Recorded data

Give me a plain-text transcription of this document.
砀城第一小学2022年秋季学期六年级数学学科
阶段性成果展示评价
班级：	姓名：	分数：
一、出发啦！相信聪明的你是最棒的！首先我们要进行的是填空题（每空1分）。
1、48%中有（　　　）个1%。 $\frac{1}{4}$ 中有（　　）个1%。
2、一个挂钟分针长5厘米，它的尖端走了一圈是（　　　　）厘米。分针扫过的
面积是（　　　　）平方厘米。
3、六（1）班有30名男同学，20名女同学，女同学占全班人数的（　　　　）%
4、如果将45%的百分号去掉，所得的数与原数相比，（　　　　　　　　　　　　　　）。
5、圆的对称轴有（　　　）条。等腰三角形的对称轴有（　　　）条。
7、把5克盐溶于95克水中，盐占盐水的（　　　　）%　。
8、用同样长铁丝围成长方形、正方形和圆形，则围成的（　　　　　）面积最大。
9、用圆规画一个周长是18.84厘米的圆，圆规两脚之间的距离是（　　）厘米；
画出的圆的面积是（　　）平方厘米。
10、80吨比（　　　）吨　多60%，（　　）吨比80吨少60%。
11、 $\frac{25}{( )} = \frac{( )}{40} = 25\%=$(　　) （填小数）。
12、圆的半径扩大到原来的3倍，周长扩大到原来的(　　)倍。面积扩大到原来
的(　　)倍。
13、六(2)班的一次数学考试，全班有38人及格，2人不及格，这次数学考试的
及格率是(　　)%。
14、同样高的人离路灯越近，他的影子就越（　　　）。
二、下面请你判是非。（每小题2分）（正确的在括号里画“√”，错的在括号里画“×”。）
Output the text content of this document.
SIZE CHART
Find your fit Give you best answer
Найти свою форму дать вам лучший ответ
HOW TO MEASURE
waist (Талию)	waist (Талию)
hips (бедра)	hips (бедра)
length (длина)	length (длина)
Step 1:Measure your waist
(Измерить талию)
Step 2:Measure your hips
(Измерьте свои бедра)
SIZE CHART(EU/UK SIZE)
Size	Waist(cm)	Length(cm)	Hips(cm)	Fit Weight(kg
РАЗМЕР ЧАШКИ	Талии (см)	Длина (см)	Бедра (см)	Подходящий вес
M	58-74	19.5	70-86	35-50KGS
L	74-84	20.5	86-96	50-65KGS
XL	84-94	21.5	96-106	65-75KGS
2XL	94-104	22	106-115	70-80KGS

> _Your objective_
Reproduce each line verbatim.

> _Written solution_
Give me a plain-text transcription of this document.
砀城第一小学2022年秋季学期六年级数学学科
阶段性成果展示评价
班级：	姓名：	分数：
一、出发啦！相信聪明的你是最棒的！首先我们要进行的是填空题（每空1分）。
1、48%中有（　　　）个1%。 $\frac{1}{4}$ 中有（　　）个1%。
2、一个挂钟分针长5厘米，它的尖端走了一圈是（　　　　）厘米。分针扫过的
面积是（　　　　）平方厘米。
3、六（1）班有30名男同学，20名女同学，女同学占全班人数的（　　　　）%
4、如果将45%的百分号去掉，所得的数与原数相比，（　　　　　　　　　　　　　　）。
5、圆的对称轴有（　　　）条。等腰三角形的对称轴有（　　　）条。
7、把5克盐溶于95克水中，盐占盐水的（　　　　）%　。
8、用同样长铁丝围成长方形、正方形和圆形，则围成的（　　　　　）面积最大。
9、用圆规画一个周长是18.84厘米的圆，圆规两脚之间的距离是（　　）厘米；
画出的圆的面积是（　　）平方厘米。
10、80吨比（　　　）吨　多60%，（　　）吨比80吨少60%。
11、 $\frac{25}{( )} = \frac{( )}{40} = 25\%=$(　　) （填小数）。
12、圆的半径扩大到原来的3倍，周长扩大到原来的(　　)倍。面积扩大到原来
的(　　)倍。
13、六(2)班的一次数学考试，全班有38人及格，2人不及格，这次数学考试的
及格率是(　　)%。
14、同样高的人离路灯越近，他的影子就越（　　　）。
二、下面请你判是非。（每小题2分）（正确的在括号里画“√”，错的在括号里画“×”。）
Output the text content of this document.
SIZE CHART
Find your fit Give you best answer
Найти свою форму дать вам лучший ответ
HOW TO MEASURE
waist (Талию)	waist (Талию)
hips (бедра)	hips (бедра)
length (длина)	length (длина)
Step 1:Measure your waist
(Измерить талию)
Step 2:Measure your hips
(Измерьте свои бедра)
SIZE CHART(EU/UK SIZE)
Size	Waist(cm)	Length(cm)	Hips(cm)	Fit Weight(kg
РАЗМЕР ЧАШКИ	Талии (см)	Длина (см)	Бедра (см)	Подходящий вес
M	58-74	19.5	70-86	35-50KGS
L	74-84	20.5	86-96	50-65KGS
XL	84-94	21.5	96-106	65-75KGS
2XL	94-104	22	106-115	70-80KGS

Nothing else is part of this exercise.